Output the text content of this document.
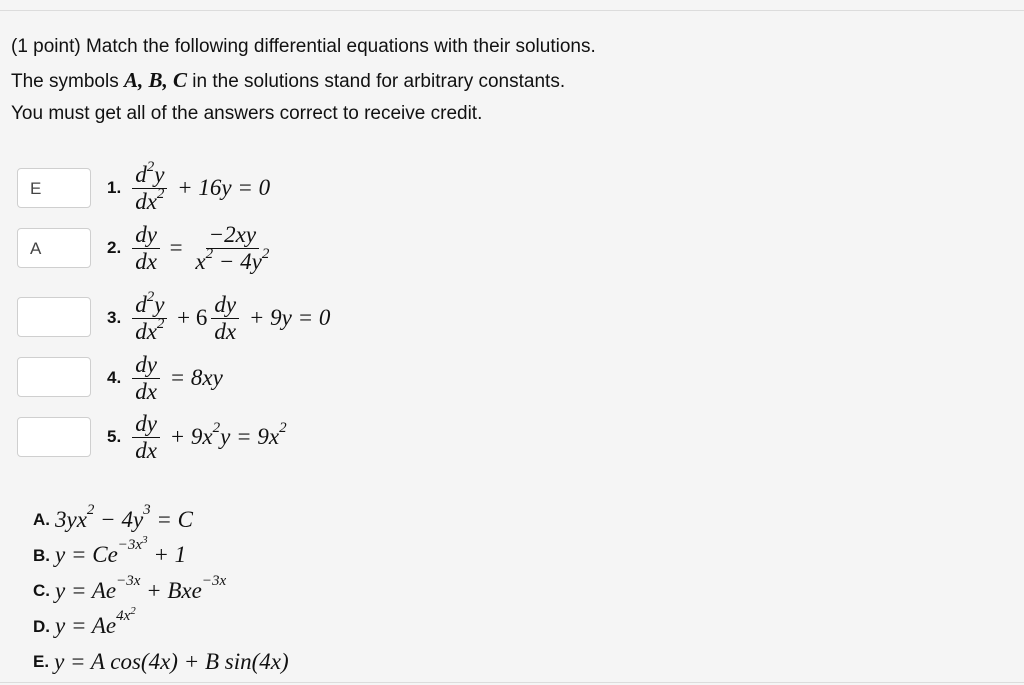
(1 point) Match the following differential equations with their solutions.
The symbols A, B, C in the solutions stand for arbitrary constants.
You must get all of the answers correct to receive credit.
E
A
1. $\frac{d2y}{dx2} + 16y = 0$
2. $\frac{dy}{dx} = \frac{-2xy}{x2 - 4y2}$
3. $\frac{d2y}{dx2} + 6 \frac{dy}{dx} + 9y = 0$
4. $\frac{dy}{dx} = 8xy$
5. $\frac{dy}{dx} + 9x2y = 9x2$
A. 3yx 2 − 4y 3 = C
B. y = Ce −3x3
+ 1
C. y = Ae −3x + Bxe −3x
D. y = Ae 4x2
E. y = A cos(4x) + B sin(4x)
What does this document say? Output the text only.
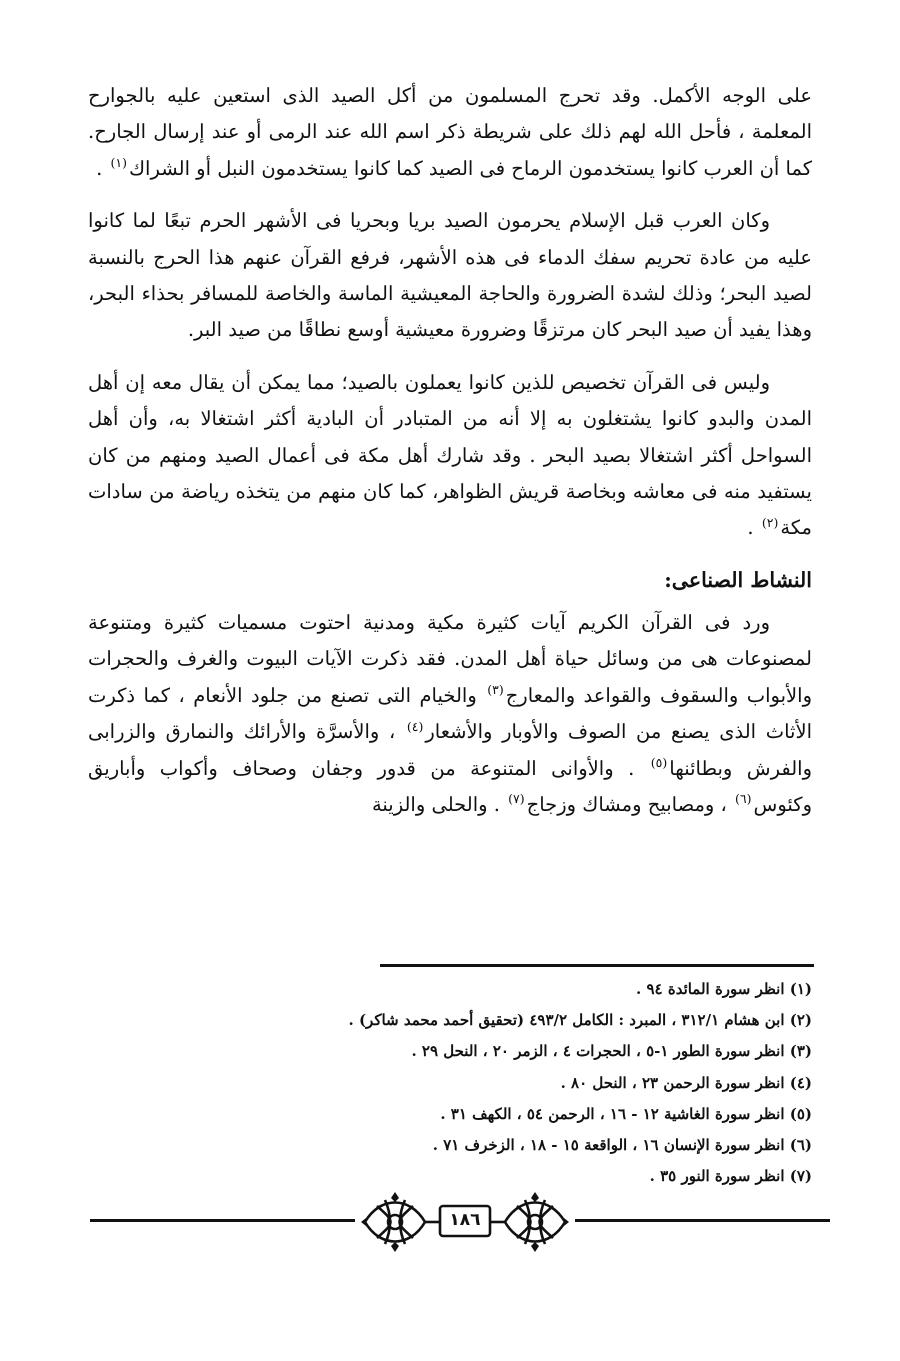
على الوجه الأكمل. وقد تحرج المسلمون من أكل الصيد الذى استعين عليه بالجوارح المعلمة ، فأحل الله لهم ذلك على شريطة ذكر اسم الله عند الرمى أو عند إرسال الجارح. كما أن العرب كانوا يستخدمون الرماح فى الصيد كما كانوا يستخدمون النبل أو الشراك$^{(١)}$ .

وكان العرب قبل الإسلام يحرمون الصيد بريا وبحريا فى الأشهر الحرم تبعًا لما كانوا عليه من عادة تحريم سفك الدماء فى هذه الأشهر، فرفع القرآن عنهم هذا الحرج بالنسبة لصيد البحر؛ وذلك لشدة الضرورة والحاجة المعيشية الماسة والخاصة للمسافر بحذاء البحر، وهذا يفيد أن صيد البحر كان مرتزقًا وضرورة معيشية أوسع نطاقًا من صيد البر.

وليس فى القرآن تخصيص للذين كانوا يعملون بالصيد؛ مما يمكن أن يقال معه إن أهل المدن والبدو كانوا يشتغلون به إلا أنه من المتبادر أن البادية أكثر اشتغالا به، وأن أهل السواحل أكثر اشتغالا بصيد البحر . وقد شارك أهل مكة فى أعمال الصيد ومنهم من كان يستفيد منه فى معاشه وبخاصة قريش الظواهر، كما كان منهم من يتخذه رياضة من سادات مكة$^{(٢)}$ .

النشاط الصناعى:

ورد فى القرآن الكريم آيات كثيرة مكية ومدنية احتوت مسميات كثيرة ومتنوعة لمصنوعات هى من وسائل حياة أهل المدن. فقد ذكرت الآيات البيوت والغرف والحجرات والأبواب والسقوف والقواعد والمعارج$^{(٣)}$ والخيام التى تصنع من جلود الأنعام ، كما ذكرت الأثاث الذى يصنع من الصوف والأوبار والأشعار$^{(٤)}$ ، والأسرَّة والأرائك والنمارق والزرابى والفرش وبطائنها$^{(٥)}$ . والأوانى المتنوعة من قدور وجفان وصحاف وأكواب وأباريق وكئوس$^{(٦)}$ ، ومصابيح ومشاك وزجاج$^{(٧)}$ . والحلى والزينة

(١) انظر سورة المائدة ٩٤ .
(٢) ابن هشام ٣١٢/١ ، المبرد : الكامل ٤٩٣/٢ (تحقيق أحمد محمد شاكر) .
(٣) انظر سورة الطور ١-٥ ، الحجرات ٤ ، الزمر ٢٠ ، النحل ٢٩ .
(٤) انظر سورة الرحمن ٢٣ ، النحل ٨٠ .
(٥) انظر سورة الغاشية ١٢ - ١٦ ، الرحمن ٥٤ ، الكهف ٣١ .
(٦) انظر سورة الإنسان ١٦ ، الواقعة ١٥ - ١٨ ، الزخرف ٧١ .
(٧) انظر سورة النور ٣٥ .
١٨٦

Task description: Copy each line containing the word "document" from the data.

The result:
Output the text content of this document.
What does this document say? Output the text only.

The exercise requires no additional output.